__Set exercise__: Copy the lines of the records word for word, starting with the line that contains "minimize-button[interactable] (656, 122, 665, 130)" and continuing through the line that contains "row-guide-line (99, 130, 100, 554)".

[Items from a data source]
◇ ◇ ◇ ◇

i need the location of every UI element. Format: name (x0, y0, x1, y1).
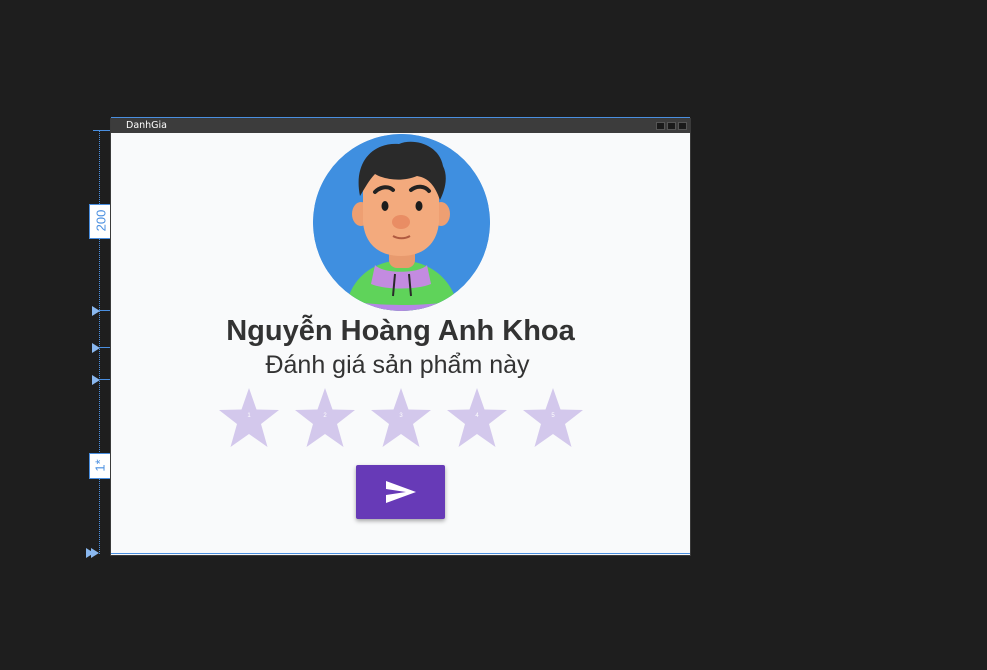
minimize-button[interactable] (656, 122, 665, 130)
star-2-button[interactable]: 2 (292, 386, 358, 450)
star-3-button[interactable]: 3 (368, 386, 434, 450)
send-icon (385, 481, 416, 503)
row-marker-1[interactable] (92, 306, 100, 316)
window-title: DanhGia (126, 120, 168, 131)
star-5-label: 5 (551, 413, 555, 419)
close-button[interactable] (678, 122, 687, 130)
column-guide-top (111, 117, 690, 118)
star-1-label: 1 (247, 413, 251, 419)
maximize-button[interactable] (667, 122, 676, 130)
row-marker-5[interactable] (91, 548, 99, 558)
row-height-label-star[interactable]: 1* (89, 453, 111, 479)
row-marker-2[interactable] (92, 343, 100, 353)
row-guide-top-tick (93, 130, 111, 131)
window-danhgia: DanhGia Nguyễn Hoàng Anh Khoa Đánh giá s… (111, 119, 690, 555)
title-bar[interactable]: DanhGia (111, 119, 690, 133)
row-guide-line (99, 130, 100, 554)
star-rating: 1 2 3 4 5 (216, 386, 591, 450)
row-height-label-200[interactable]: 200 (89, 204, 111, 239)
star-4-button[interactable]: 4 (444, 386, 510, 450)
designer-surface: 200 1* DanhGia Nguyễn Hoàng Anh Khoa Đán… (0, 0, 987, 670)
avatar-illustration (313, 134, 490, 311)
star-3-label: 3 (399, 413, 403, 419)
star-5-button[interactable]: 5 (520, 386, 586, 450)
avatar (313, 134, 490, 311)
window-bottom-guide (111, 553, 690, 554)
star-1-button[interactable]: 1 (216, 386, 282, 450)
rating-prompt: Đánh giá sản phẩm này (265, 351, 530, 379)
star-4-label: 4 (475, 413, 479, 419)
star-2-label: 2 (323, 413, 327, 419)
user-name: Nguyễn Hoàng Anh Khoa (226, 315, 575, 347)
row-marker-3[interactable] (92, 375, 100, 385)
send-button[interactable] (356, 465, 445, 519)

◇ ◇ ◇ ◇

__Result of this task__:
minimize-button[interactable] (656, 122, 665, 130)
star-2-button[interactable]: 2 (292, 386, 358, 450)
star-3-button[interactable]: 3 (368, 386, 434, 450)
send-icon (385, 481, 416, 503)
row-marker-1[interactable] (92, 306, 100, 316)
window-title: DanhGia (126, 120, 168, 131)
star-5-label: 5 (551, 413, 555, 419)
close-button[interactable] (678, 122, 687, 130)
column-guide-top (111, 117, 690, 118)
star-1-label: 1 (247, 413, 251, 419)
maximize-button[interactable] (667, 122, 676, 130)
row-marker-5[interactable] (91, 548, 99, 558)
row-height-label-star[interactable]: 1* (89, 453, 111, 479)
row-marker-2[interactable] (92, 343, 100, 353)
row-guide-top-tick (93, 130, 111, 131)
window-danhgia: DanhGia Nguyễn Hoàng Anh Khoa Đánh giá s… (111, 119, 690, 555)
title-bar[interactable]: DanhGia (111, 119, 690, 133)
row-guide-line (99, 130, 100, 554)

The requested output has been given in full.